# SHORT EXERCISE:
Retype each line exactly. Skip images.

** Begin **

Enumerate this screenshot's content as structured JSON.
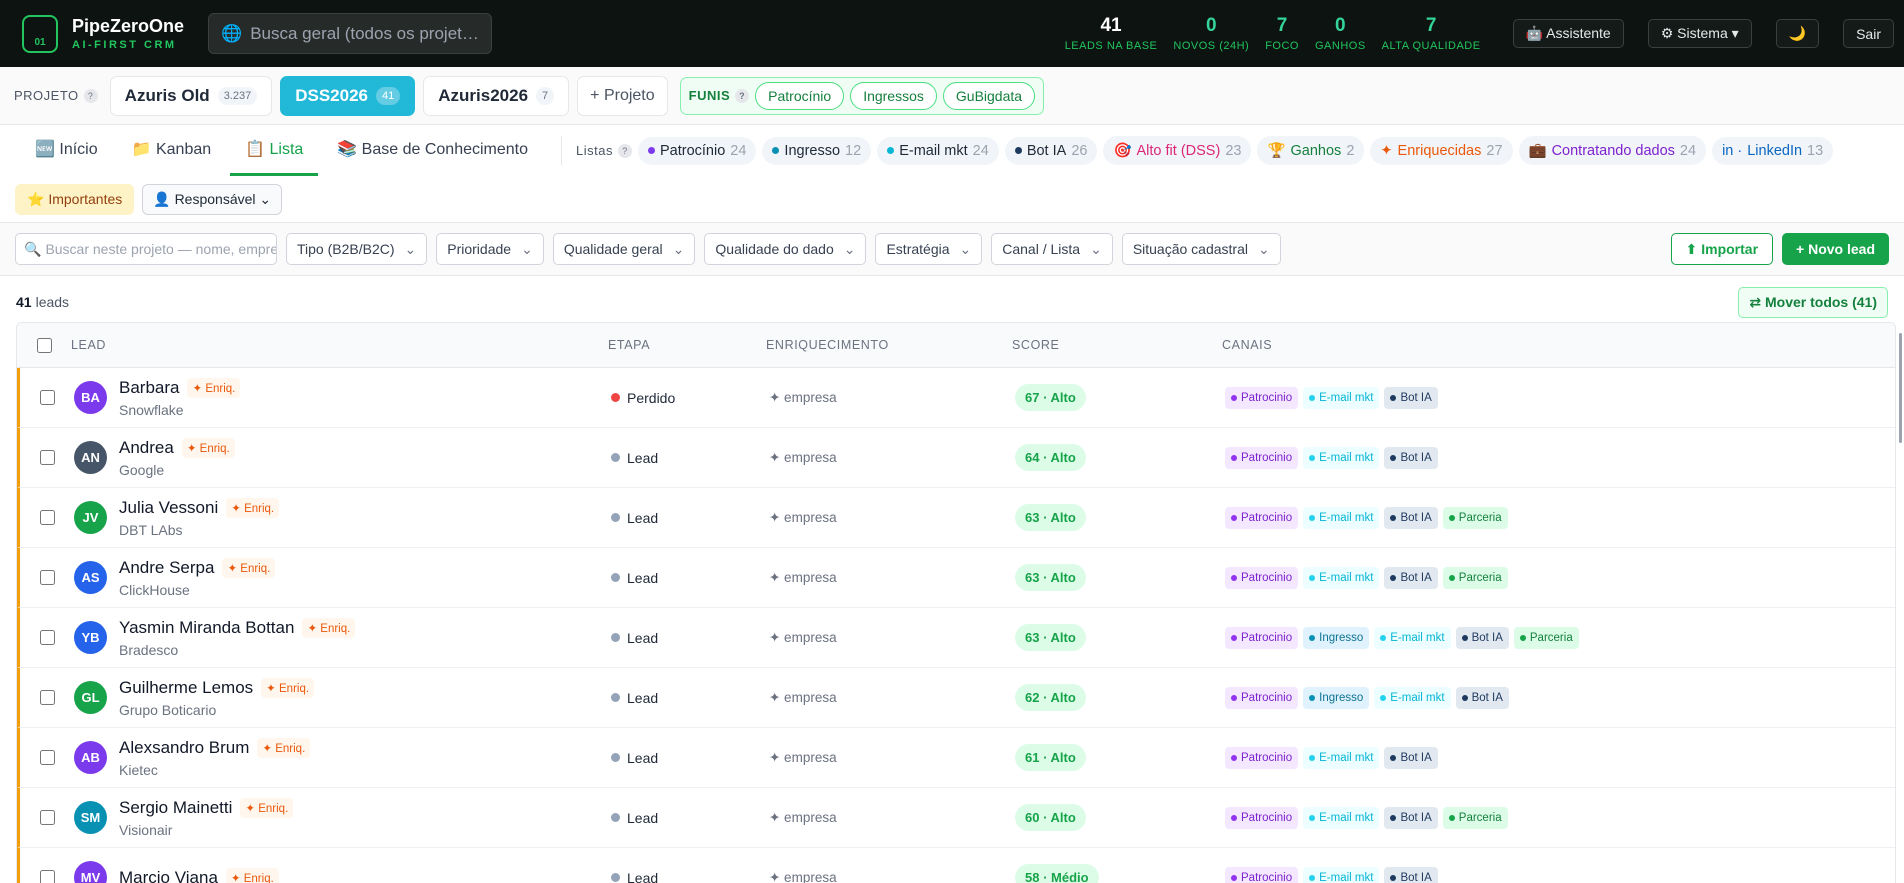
{
  "header": {
    "brand": "PipeZeroOne",
    "tagline": "AI-FIRST CRM",
    "logo": "01",
    "search_icon": "🌐",
    "search": "Busca geral (todos os projetos)",
    "stats": [
      {
        "value": "41",
        "label": "LEADS NA BASE",
        "color": "#ffffff"
      },
      {
        "value": "0",
        "label": "NOVOS (24H)",
        "color": "#34d399"
      },
      {
        "value": "7",
        "label": "FOCO",
        "color": "#34d399"
      },
      {
        "value": "0",
        "label": "GANHOS",
        "color": "#34d399"
      },
      {
        "value": "7",
        "label": "ALTA QUALIDADE",
        "color": "#34d399"
      }
    ],
    "buttons": [
      "🤖 Assistente",
      "⚙ Sistema ▾",
      "🌙",
      "Sair"
    ]
  },
  "projects": {
    "label": "PROJETO",
    "help": "?",
    "items": [
      {
        "name": "Azuris Old",
        "count": "3.237"
      },
      {
        "name": "DSS2026",
        "count": "41",
        "active": true
      },
      {
        "name": "Azuris2026",
        "count": "7"
      }
    ],
    "add": "+ Projeto",
    "funnels_label": "FUNIS",
    "funnels": [
      "Patrocínio",
      "Ingressos",
      "GuBigdata"
    ]
  },
  "tabs": [
    {
      "label": "🆕 Início"
    },
    {
      "label": "📁 Kanban"
    },
    {
      "label": "📋 Lista",
      "active": true
    },
    {
      "label": "📚 Base de Conhecimento"
    }
  ],
  "lists": {
    "label": "Listas",
    "help": "?",
    "items": [
      {
        "name": "Patrocínio",
        "count": "24",
        "dot": "#7c3aed",
        "color": "#1f2937"
      },
      {
        "name": "Ingresso",
        "count": "12",
        "dot": "#0891b2",
        "color": "#1f2937"
      },
      {
        "name": "E-mail mkt",
        "count": "24",
        "dot": "#06b6d4",
        "color": "#1f2937"
      },
      {
        "name": "Bot IA",
        "count": "26",
        "dot": "#1e3a5f",
        "color": "#1f2937"
      },
      {
        "icon": "🎯",
        "name": "Alto fit (DSS)",
        "count": "23",
        "color": "#db2777"
      },
      {
        "icon": "🏆",
        "name": "Ganhos",
        "count": "2",
        "color": "#15803d"
      },
      {
        "icon": "✦",
        "name": "Enriquecidas",
        "count": "27",
        "color": "#ea580c"
      },
      {
        "icon": "💼",
        "name": "Contratando dados",
        "count": "24",
        "color": "#7e22ce"
      },
      {
        "icon": "in ·",
        "name": "LinkedIn",
        "count": "13",
        "color": "#0a66c2"
      }
    ]
  },
  "quick": [
    "⭐ Importantes",
    "👤 Responsável ⌄"
  ],
  "filters": {
    "search_icon": "🔍",
    "search": "Buscar neste projeto — nome, empresa",
    "selects": [
      "Tipo (B2B/B2C)",
      "Prioridade",
      "Qualidade geral",
      "Qualidade do dado",
      "Estratégia",
      "Canal / Lista",
      "Situação cadastral"
    ],
    "import": "⬆ Importar",
    "new": "+ Novo lead"
  },
  "summary": {
    "count": "41",
    "unit": "leads",
    "move": "⇄ Mover todos (41)"
  },
  "table": {
    "columns": [
      "LEAD",
      "ETAPA",
      "ENRIQUECIMENTO",
      "SCORE",
      "CANAIS"
    ],
    "channel_styles": {
      "Patrocinio": {
        "bg": "#f3e8ff",
        "fg": "#7e22ce",
        "dot": "#9333ea"
      },
      "Ingresso": {
        "bg": "#e0f2fe",
        "fg": "#0e7490",
        "dot": "#0891b2"
      },
      "E-mail mkt": {
        "bg": "#ecfeff",
        "fg": "#06b6d4",
        "dot": "#22d3ee"
      },
      "Bot IA": {
        "bg": "#e2e8f0",
        "fg": "#1e3a5f",
        "dot": "#1e3a5f"
      },
      "Parceria": {
        "bg": "#dcfce7",
        "fg": "#15803d",
        "dot": "#16a34a"
      }
    },
    "rows": [
      {
        "initials": "BA",
        "avatar": "#7c3aed",
        "name": "Barbara",
        "badge": "✦ Enriq.",
        "company": "Snowflake",
        "stage": "Perdido",
        "stage_color": "#ef4444",
        "enrichment": "✦ empresa",
        "score": "67 · Alto",
        "channels": [
          "Patrocinio",
          "E-mail mkt",
          "Bot IA"
        ]
      },
      {
        "initials": "AN",
        "avatar": "#475569",
        "name": "Andrea",
        "badge": "✦ Enriq.",
        "company": "Google",
        "stage": "Lead",
        "stage_color": "#94a3b8",
        "enrichment": "✦ empresa",
        "score": "64 · Alto",
        "channels": [
          "Patrocinio",
          "E-mail mkt",
          "Bot IA"
        ]
      },
      {
        "initials": "JV",
        "avatar": "#16a34a",
        "name": "Julia Vessoni",
        "badge": "✦ Enriq.",
        "company": "DBT LAbs",
        "stage": "Lead",
        "stage_color": "#94a3b8",
        "enrichment": "✦ empresa",
        "score": "63 · Alto",
        "channels": [
          "Patrocinio",
          "E-mail mkt",
          "Bot IA",
          "Parceria"
        ]
      },
      {
        "initials": "AS",
        "avatar": "#2563eb",
        "name": "Andre Serpa",
        "badge": "✦ Enriq.",
        "company": "ClickHouse",
        "stage": "Lead",
        "stage_color": "#94a3b8",
        "enrichment": "✦ empresa",
        "score": "63 · Alto",
        "channels": [
          "Patrocinio",
          "E-mail mkt",
          "Bot IA",
          "Parceria"
        ]
      },
      {
        "initials": "YB",
        "avatar": "#2563eb",
        "name": "Yasmin Miranda Bottan",
        "badge": "✦ Enriq.",
        "company": "Bradesco",
        "stage": "Lead",
        "stage_color": "#94a3b8",
        "enrichment": "✦ empresa",
        "score": "63 · Alto",
        "channels": [
          "Patrocinio",
          "Ingresso",
          "E-mail mkt",
          "Bot IA",
          "Parceria"
        ]
      },
      {
        "initials": "GL",
        "avatar": "#16a34a",
        "name": "Guilherme Lemos",
        "badge": "✦ Enriq.",
        "company": "Grupo Boticario",
        "stage": "Lead",
        "stage_color": "#94a3b8",
        "enrichment": "✦ empresa",
        "score": "62 · Alto",
        "channels": [
          "Patrocinio",
          "Ingresso",
          "E-mail mkt",
          "Bot IA"
        ]
      },
      {
        "initials": "AB",
        "avatar": "#7c3aed",
        "name": "Alexsandro Brum",
        "badge": "✦ Enriq.",
        "company": "Kietec",
        "stage": "Lead",
        "stage_color": "#94a3b8",
        "enrichment": "✦ empresa",
        "score": "61 · Alto",
        "channels": [
          "Patrocinio",
          "E-mail mkt",
          "Bot IA"
        ]
      },
      {
        "initials": "SM",
        "avatar": "#0891b2",
        "name": "Sergio Mainetti",
        "badge": "✦ Enriq.",
        "company": "Visionair",
        "stage": "Lead",
        "stage_color": "#94a3b8",
        "enrichment": "✦ empresa",
        "score": "60 · Alto",
        "channels": [
          "Patrocinio",
          "E-mail mkt",
          "Bot IA",
          "Parceria"
        ]
      },
      {
        "initials": "MV",
        "avatar": "#7c3aed",
        "name": "Marcio Viana",
        "badge": "✦ Enriq.",
        "company": "",
        "stage": "Lead",
        "stage_color": "#94a3b8",
        "enrichment": "✦ empresa",
        "score": "58 · Médio",
        "channels": [
          "Patrocinio",
          "E-mail mkt",
          "Bot IA"
        ]
      }
    ]
  }
}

** End **

# RIGHT ANSWER:
Enumerate this screenshot's content as structured JSON.
{
  "header": {
    "brand": "PipeZeroOne",
    "tagline": "AI-FIRST CRM",
    "logo": "01",
    "search_icon": "🌐",
    "search": "Busca geral (todos os projetos)",
    "stats": [
      {
        "value": "41",
        "label": "LEADS NA BASE",
        "color": "#ffffff"
      },
      {
        "value": "0",
        "label": "NOVOS (24H)",
        "color": "#34d399"
      },
      {
        "value": "7",
        "label": "FOCO",
        "color": "#34d399"
      },
      {
        "value": "0",
        "label": "GANHOS",
        "color": "#34d399"
      },
      {
        "value": "7",
        "label": "ALTA QUALIDADE",
        "color": "#34d399"
      }
    ],
    "buttons": [
      "🤖 Assistente",
      "⚙ Sistema ▾",
      "🌙",
      "Sair"
    ]
  },
  "projects": {
    "label": "PROJETO",
    "help": "?",
    "items": [
      {
        "name": "Azuris Old",
        "count": "3.237"
      },
      {
        "name": "DSS2026",
        "count": "41",
        "active": true
      },
      {
        "name": "Azuris2026",
        "count": "7"
      }
    ],
    "add": "+ Projeto",
    "funnels_label": "FUNIS",
    "funnels": [
      "Patrocínio",
      "Ingressos",
      "GuBigdata"
    ]
  },
  "tabs": [
    {
      "label": "🆕 Início"
    },
    {
      "label": "📁 Kanban"
    },
    {
      "label": "📋 Lista",
      "active": true
    },
    {
      "label": "📚 Base de Conhecimento"
    }
  ],
  "lists": {
    "label": "Listas",
    "help": "?",
    "items": [
      {
        "name": "Patrocínio",
        "count": "24",
        "dot": "#7c3aed",
        "color": "#1f2937"
      },
      {
        "name": "Ingresso",
        "count": "12",
        "dot": "#0891b2",
        "color": "#1f2937"
      },
      {
        "name": "E-mail mkt",
        "count": "24",
        "dot": "#06b6d4",
        "color": "#1f2937"
      },
      {
        "name": "Bot IA",
        "count": "26",
        "dot": "#1e3a5f",
        "color": "#1f2937"
      },
      {
        "icon": "🎯",
        "name": "Alto fit (DSS)",
        "count": "23",
        "color": "#db2777"
      },
      {
        "icon": "🏆",
        "name": "Ganhos",
        "count": "2",
        "color": "#15803d"
      },
      {
        "icon": "✦",
        "name": "Enriquecidas",
        "count": "27",
        "color": "#ea580c"
      },
      {
        "icon": "💼",
        "name": "Contratando dados",
        "count": "24",
        "color": "#7e22ce"
      },
      {
        "icon": "in ·",
        "name": "LinkedIn",
        "count": "13",
        "color": "#0a66c2"
      }
    ]
  },
  "quick": [
    "⭐ Importantes",
    "👤 Responsável ⌄"
  ],
  "filters": {
    "search_icon": "🔍",
    "search": "Buscar neste projeto — nome, empresa",
    "selects": [
      "Tipo (B2B/B2C)",
      "Prioridade",
      "Qualidade geral",
      "Qualidade do dado",
      "Estratégia",
      "Canal / Lista",
      "Situação cadastral"
    ],
    "import": "⬆ Importar",
    "new": "+ Novo lead"
  },
  "summary": {
    "count": "41",
    "unit": "leads",
    "move": "⇄ Mover todos (41)"
  },
  "table": {
    "columns": [
      "LEAD",
      "ETAPA",
      "ENRIQUECIMENTO",
      "SCORE",
      "CANAIS"
    ],
    "channel_styles": {
      "Patrocinio": {
        "bg": "#f3e8ff",
        "fg": "#7e22ce",
        "dot": "#9333ea"
      },
      "Ingresso": {
        "bg": "#e0f2fe",
        "fg": "#0e7490",
        "dot": "#0891b2"
      },
      "E-mail mkt": {
        "bg": "#ecfeff",
        "fg": "#06b6d4",
        "dot": "#22d3ee"
      },
      "Bot IA": {
        "bg": "#e2e8f0",
        "fg": "#1e3a5f",
        "dot": "#1e3a5f"
      },
      "Parceria": {
        "bg": "#dcfce7",
        "fg": "#15803d",
        "dot": "#16a34a"
      }
    },
    "rows": [
      {
        "initials": "BA",
        "avatar": "#7c3aed",
        "name": "Barbara",
        "badge": "✦ Enriq.",
        "company": "Snowflake",
        "stage": "Perdido",
        "stage_color": "#ef4444",
        "enrichment": "✦ empresa",
        "score": "67 · Alto",
        "channels": [
          "Patrocinio",
          "E-mail mkt",
          "Bot IA"
        ]
      },
      {
        "initials": "AN",
        "avatar": "#475569",
        "name": "Andrea",
        "badge": "✦ Enriq.",
        "company": "Google",
        "stage": "Lead",
        "stage_color": "#94a3b8",
        "enrichment": "✦ empresa",
        "score": "64 · Alto",
        "channels": [
          "Patrocinio",
          "E-mail mkt",
          "Bot IA"
        ]
      },
      {
        "initials": "JV",
        "avatar": "#16a34a",
        "name": "Julia Vessoni",
        "badge": "✦ Enriq.",
        "company": "DBT LAbs",
        "stage": "Lead",
        "stage_color": "#94a3b8",
        "enrichment": "✦ empresa",
        "score": "63 · Alto",
        "channels": [
          "Patrocinio",
          "E-mail mkt",
          "Bot IA",
          "Parceria"
        ]
      },
      {
        "initials": "AS",
        "avatar": "#2563eb",
        "name": "Andre Serpa",
        "badge": "✦ Enriq.",
        "company": "ClickHouse",
        "stage": "Lead",
        "stage_color": "#94a3b8",
        "enrichment": "✦ empresa",
        "score": "63 · Alto",
        "channels": [
          "Patrocinio",
          "E-mail mkt",
          "Bot IA",
          "Parceria"
        ]
      },
      {
        "initials": "YB",
        "avatar": "#2563eb",
        "name": "Yasmin Miranda Bottan",
        "badge": "✦ Enriq.",
        "company": "Bradesco",
        "stage": "Lead",
        "stage_color": "#94a3b8",
        "enrichment": "✦ empresa",
        "score": "63 · Alto",
        "channels": [
          "Patrocinio",
          "Ingresso",
          "E-mail mkt",
          "Bot IA",
          "Parceria"
        ]
      },
      {
        "initials": "GL",
        "avatar": "#16a34a",
        "name": "Guilherme Lemos",
        "badge": "✦ Enriq.",
        "company": "Grupo Boticario",
        "stage": "Lead",
        "stage_color": "#94a3b8",
        "enrichment": "✦ empresa",
        "score": "62 · Alto",
        "channels": [
          "Patrocinio",
          "Ingresso",
          "E-mail mkt",
          "Bot IA"
        ]
      },
      {
        "initials": "AB",
        "avatar": "#7c3aed",
        "name": "Alexsandro Brum",
        "badge": "✦ Enriq.",
        "company": "Kietec",
        "stage": "Lead",
        "stage_color": "#94a3b8",
        "enrichment": "✦ empresa",
        "score": "61 · Alto",
        "channels": [
          "Patrocinio",
          "E-mail mkt",
          "Bot IA"
        ]
      },
      {
        "initials": "SM",
        "avatar": "#0891b2",
        "name": "Sergio Mainetti",
        "badge": "✦ Enriq.",
        "company": "Visionair",
        "stage": "Lead",
        "stage_color": "#94a3b8",
        "enrichment": "✦ empresa",
        "score": "60 · Alto",
        "channels": [
          "Patrocinio",
          "E-mail mkt",
          "Bot IA",
          "Parceria"
        ]
      },
      {
        "initials": "MV",
        "avatar": "#7c3aed",
        "name": "Marcio Viana",
        "badge": "✦ Enriq.",
        "company": "",
        "stage": "Lead",
        "stage_color": "#94a3b8",
        "enrichment": "✦ empresa",
        "score": "58 · Médio",
        "channels": [
          "Patrocinio",
          "E-mail mkt",
          "Bot IA"
        ]
      }
    ]
  }
}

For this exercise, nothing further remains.